Exercise goal = Repeat exactly, and only, the lines from the line bearing "OCR this image." through the end of the material. Do not copy the pictures.

Items from a dataset =

※ ※ ※

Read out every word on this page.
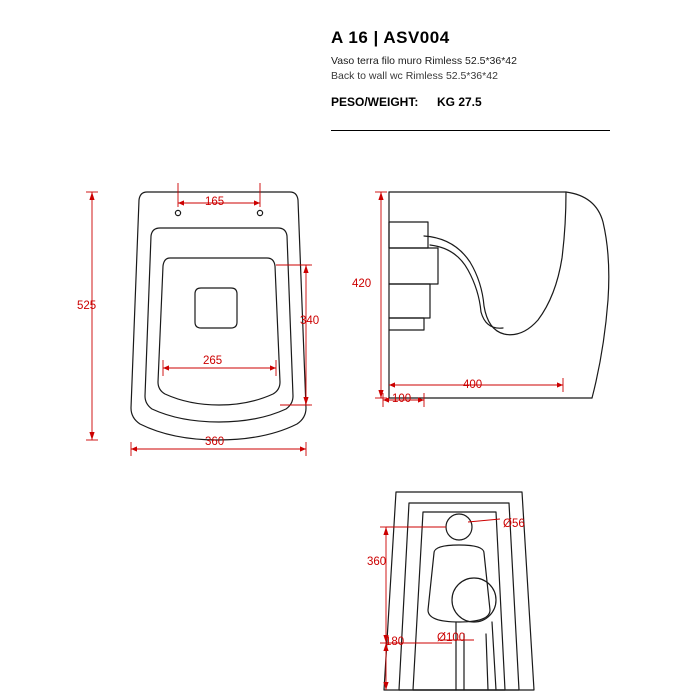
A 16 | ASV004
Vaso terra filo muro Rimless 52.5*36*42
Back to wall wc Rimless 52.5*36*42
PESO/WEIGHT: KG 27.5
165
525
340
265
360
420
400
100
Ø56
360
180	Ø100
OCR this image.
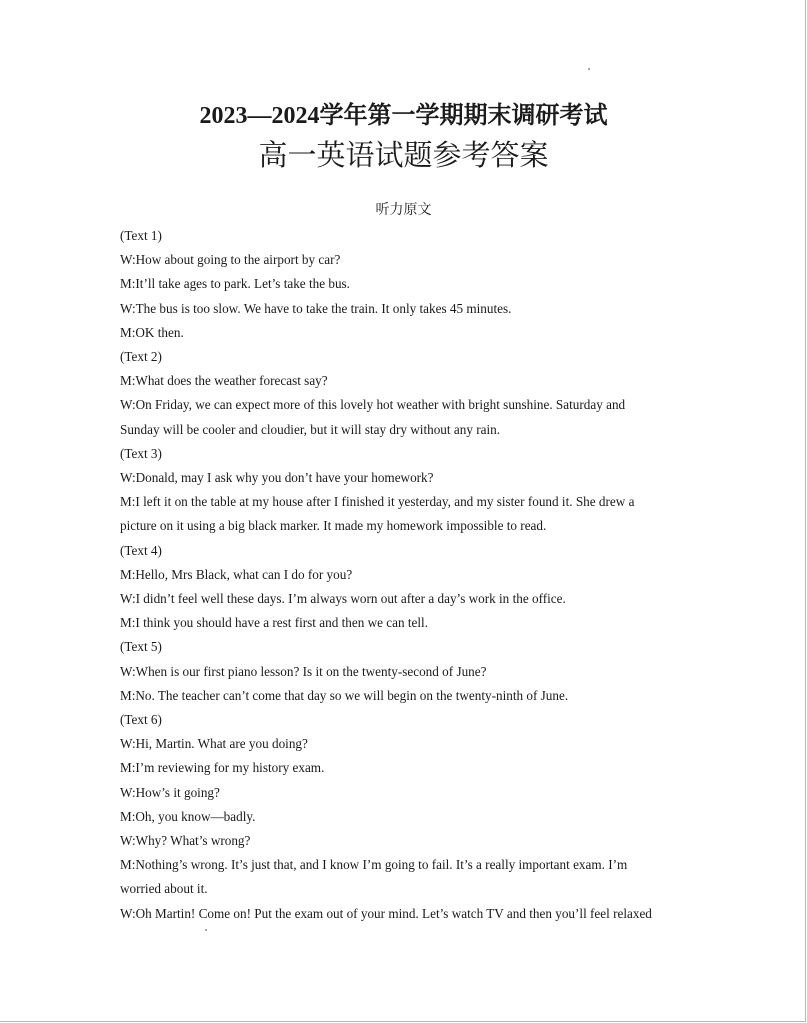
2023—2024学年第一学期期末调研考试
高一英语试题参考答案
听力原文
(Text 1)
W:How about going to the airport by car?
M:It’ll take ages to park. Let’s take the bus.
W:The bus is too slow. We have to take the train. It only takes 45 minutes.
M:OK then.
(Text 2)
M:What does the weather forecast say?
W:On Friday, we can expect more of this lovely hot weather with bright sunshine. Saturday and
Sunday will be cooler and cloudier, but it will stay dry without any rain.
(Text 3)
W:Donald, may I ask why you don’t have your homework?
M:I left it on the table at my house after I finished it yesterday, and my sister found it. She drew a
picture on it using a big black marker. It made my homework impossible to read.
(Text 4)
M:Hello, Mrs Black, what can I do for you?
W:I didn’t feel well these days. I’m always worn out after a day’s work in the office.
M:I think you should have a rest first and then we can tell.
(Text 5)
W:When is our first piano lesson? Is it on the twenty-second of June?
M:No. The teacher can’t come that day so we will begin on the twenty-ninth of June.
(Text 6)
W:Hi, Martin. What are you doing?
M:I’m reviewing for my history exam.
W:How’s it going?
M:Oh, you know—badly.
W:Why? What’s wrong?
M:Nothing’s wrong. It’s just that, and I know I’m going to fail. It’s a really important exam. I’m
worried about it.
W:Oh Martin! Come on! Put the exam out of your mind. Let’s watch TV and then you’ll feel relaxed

※ ※ ※

Complete response =
OCR this image.
2023—2024学年第一学期期末调研考试
高一英语试题参考答案
听力原文
(Text 1)
W:How about going to the airport by car?
M:It’ll take ages to park. Let’s take the bus.
W:The bus is too slow. We have to take the train. It only takes 45 minutes.
M:OK then.
(Text 2)
M:What does the weather forecast say?
W:On Friday, we can expect more of this lovely hot weather with bright sunshine. Saturday and
Sunday will be cooler and cloudier, but it will stay dry without any rain.
(Text 3)
W:Donald, may I ask why you don’t have your homework?
M:I left it on the table at my house after I finished it yesterday, and my sister found it. She drew a
picture on it using a big black marker. It made my homework impossible to read.
(Text 4)
M:Hello, Mrs Black, what can I do for you?
W:I didn’t feel well these days. I’m always worn out after a day’s work in the office.
M:I think you should have a rest first and then we can tell.
(Text 5)
W:When is our first piano lesson? Is it on the twenty-second of June?
M:No. The teacher can’t come that day so we will begin on the twenty-ninth of June.
(Text 6)
W:Hi, Martin. What are you doing?
M:I’m reviewing for my history exam.
W:How’s it going?
M:Oh, you know—badly.
W:Why? What’s wrong?
M:Nothing’s wrong. It’s just that, and I know I’m going to fail. It’s a really important exam. I’m
worried about it.
W:Oh Martin! Come on! Put the exam out of your mind. Let’s watch TV and then you’ll feel relaxed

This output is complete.